- **Text block**
*-*-*
Almost nothing improves on titanium alloys for engineering applications that require a high strength-to-weight ratio — the specific strength of titanium is comparable to high-strength steel alloys — but titanium is particularly in demand for components that must endure high operating temperatures or maintain high corrosion resistance.
That means aerospace applications, like airframe components as well as landing gears, and other high-strength, lightweight designs. Titanium forgings also may be found in shipbuilding, pressure vessels, heat exchangers, chemical processing applications, and in medical devices and surgical implants.
Forging titanium alloys is difficult because the workpiece must be shielded from oxygen, nitrogen, hydrogen, and carbon during heating, typically by a preheating coating to protect the surface.
Also, forging processes for titanium alloys must be planned and conducted carefully to maintain forging die and workpiece temperatures, as heat losses may produce defective parts.
Still, the high value of titanium forgings persists, and in the high-demand aircraft and aerospace applications there are few if any design alternatives. All this makes a new open-die press design that much more significant.
*-*-*
- **Data under study**

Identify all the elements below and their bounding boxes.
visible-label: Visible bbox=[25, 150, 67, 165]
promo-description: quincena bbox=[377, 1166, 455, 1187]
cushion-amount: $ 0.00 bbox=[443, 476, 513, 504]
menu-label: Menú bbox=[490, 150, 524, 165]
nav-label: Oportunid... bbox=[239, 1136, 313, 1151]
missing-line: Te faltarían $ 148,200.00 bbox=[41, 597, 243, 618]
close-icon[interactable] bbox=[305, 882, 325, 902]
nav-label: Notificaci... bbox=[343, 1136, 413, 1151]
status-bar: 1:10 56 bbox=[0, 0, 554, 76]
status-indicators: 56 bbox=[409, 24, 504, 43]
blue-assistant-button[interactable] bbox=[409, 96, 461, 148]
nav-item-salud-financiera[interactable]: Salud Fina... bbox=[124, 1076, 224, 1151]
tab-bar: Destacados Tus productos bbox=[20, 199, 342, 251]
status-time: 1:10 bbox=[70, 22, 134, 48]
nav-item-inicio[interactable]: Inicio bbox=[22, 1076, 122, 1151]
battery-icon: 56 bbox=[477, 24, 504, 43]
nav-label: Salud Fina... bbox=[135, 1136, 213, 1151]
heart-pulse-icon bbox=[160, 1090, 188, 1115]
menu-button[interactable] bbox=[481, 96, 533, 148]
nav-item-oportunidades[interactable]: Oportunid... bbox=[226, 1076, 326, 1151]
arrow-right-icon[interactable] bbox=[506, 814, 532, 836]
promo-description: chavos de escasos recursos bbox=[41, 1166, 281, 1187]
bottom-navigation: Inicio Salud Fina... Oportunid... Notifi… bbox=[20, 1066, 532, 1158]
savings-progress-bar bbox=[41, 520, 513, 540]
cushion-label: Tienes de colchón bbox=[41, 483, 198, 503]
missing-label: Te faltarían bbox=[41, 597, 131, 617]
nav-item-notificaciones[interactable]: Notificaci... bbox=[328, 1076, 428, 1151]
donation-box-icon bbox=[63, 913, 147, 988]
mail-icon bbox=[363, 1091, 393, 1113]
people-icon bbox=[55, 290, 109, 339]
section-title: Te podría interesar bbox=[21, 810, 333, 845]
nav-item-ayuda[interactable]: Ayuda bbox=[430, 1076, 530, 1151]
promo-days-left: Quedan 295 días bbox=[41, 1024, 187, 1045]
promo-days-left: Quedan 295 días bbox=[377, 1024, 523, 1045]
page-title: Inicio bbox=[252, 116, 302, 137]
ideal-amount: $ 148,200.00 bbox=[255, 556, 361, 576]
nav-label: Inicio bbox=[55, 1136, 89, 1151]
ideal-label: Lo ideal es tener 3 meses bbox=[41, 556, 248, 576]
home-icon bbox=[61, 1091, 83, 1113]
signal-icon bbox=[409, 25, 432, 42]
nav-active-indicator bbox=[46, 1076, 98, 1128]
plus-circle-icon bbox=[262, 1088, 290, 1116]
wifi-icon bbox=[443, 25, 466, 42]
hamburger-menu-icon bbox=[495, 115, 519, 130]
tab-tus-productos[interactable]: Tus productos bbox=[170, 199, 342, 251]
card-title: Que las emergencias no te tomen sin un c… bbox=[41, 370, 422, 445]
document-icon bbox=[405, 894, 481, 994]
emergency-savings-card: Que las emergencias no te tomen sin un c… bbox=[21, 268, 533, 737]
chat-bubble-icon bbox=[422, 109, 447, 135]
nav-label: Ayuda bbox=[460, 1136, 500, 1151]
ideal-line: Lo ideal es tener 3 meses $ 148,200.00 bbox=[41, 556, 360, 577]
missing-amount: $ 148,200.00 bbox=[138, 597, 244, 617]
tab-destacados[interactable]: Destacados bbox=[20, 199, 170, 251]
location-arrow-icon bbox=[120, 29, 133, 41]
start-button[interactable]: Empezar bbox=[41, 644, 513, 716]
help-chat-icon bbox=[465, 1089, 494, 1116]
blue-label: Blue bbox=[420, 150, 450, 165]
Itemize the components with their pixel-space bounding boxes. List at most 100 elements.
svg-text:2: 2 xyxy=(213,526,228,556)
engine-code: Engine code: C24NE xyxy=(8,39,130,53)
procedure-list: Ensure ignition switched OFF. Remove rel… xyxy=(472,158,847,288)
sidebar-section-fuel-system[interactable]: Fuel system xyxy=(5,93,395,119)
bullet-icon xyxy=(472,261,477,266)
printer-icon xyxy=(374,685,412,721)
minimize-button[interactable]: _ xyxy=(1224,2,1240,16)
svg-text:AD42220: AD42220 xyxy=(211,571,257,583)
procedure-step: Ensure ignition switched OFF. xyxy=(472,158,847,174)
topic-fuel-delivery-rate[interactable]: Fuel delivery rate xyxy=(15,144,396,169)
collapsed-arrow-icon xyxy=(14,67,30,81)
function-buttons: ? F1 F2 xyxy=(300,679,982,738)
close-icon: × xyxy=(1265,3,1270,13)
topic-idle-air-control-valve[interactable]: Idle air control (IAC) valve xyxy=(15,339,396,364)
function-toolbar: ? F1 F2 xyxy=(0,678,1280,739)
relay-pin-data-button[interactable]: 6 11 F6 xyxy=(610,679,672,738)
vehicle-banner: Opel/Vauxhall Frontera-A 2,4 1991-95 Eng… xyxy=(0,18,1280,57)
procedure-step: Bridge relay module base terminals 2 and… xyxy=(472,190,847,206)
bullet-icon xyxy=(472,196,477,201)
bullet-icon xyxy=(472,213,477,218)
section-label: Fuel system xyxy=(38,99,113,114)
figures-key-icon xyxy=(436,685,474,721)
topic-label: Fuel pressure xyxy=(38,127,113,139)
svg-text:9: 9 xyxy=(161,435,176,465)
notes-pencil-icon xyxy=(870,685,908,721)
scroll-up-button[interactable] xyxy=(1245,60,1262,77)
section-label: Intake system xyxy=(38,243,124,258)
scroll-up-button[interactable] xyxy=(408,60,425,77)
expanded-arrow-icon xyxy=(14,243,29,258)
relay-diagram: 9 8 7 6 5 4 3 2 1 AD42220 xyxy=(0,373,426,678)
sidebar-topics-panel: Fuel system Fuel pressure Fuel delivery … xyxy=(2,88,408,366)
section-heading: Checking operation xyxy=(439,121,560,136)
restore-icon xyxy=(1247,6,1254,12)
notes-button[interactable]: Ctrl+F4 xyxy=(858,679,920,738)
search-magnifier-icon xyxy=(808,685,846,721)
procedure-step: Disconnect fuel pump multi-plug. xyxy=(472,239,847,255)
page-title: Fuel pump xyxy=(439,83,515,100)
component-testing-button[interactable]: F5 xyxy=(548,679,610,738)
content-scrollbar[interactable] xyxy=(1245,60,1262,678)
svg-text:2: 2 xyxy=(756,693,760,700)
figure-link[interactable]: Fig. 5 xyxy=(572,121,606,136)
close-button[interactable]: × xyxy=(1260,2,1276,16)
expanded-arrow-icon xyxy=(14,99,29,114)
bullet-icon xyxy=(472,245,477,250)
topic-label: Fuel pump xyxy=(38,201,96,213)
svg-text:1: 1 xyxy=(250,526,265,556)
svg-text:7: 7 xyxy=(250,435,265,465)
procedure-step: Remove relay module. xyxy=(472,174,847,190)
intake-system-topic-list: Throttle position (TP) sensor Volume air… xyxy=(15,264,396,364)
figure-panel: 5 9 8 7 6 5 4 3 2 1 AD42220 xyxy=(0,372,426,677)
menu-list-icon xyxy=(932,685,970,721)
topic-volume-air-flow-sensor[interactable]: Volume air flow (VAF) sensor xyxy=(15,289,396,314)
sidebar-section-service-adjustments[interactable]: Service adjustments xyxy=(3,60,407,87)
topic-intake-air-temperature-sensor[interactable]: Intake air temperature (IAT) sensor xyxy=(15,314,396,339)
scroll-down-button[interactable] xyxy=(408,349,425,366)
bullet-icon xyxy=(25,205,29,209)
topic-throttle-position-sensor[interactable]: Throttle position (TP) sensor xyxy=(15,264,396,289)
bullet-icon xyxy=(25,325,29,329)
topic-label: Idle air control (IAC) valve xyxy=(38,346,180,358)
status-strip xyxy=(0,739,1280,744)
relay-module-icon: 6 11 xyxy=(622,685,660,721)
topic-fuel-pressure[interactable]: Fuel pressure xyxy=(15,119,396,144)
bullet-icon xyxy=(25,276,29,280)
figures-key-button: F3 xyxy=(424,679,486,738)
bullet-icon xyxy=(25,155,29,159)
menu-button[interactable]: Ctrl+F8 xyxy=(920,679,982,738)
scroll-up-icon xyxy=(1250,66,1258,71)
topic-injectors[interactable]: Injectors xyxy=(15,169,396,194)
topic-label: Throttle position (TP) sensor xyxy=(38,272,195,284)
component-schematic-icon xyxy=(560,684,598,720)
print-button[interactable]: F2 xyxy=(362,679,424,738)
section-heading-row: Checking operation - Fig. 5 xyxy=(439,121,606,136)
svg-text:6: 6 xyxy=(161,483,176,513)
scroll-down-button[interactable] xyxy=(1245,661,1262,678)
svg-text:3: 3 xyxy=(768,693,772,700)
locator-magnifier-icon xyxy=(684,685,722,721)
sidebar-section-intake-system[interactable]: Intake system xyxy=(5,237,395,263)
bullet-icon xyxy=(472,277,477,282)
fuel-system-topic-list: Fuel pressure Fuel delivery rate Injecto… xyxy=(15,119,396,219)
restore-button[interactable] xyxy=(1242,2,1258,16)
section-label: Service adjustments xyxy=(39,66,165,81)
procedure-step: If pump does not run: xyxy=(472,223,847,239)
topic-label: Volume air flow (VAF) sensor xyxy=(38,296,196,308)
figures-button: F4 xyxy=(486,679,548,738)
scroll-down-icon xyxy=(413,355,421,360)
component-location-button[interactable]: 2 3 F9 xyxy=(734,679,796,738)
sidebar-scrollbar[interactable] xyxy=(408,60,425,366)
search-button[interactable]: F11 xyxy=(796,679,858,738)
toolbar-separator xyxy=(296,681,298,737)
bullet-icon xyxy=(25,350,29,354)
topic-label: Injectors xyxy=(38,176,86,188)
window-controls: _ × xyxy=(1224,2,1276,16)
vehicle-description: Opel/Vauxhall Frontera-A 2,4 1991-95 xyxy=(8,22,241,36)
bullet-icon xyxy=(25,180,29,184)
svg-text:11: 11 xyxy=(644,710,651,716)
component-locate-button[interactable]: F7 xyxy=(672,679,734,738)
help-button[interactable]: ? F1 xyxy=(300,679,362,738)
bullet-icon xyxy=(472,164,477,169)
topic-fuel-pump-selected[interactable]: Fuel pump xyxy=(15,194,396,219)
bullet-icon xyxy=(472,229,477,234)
*-*-*
- **Your tasks**
**1.** Answer these questions from the text on titanium forging:
(a) What is the specific strength of titanium comparable to?
(b) How is the workpiece usually shielded during heating?
(c) What may heat losses produce?
**2.** Write the next part of the text on titanium forging, picking up right after its final sentence.

- **Answers in order**
**1.**
(a) High-strength steel alloys.
(b) By a preheating coating to protect the surface.
(c) Defective parts.

**2.**
Recently, Western Superconducting Technologies Co. Ltd., (WST) in Xian, Shaanxi Province, China, successfully started up a two-column, high-speed open-die forging press for titanium alloys, supplied by SMS group. The machine achieves a maximum press force of 63 MN (6,424 metric tons) and an upsetting force of 80 MN (8,158 metric tons), with precision and reliability
WST manufactures and distributes titanium-alloy, superalloy, tantalum, and superconducting materials, and related products, and the new press gives it the means to manufacture products for aerospace and other customers.
Thanks to advanced hydraulic and control systems, the new press forges highly demanding and temperature-sensitive materials, such as titanium and titanium alloys, “in a technologically perfect way,” according to the SMS announcement.
The installation also includes two integrated rail-bound manipulators for forgings weighing up to 25 metric tons — “accurately to the millimeter and perfectly synchronously with the press stroke, even at very high stroke rates.” The rail-bound manipulators help to boost forging throughput.
A mobile, eight-metric ton loading and unloading manipulator is available also.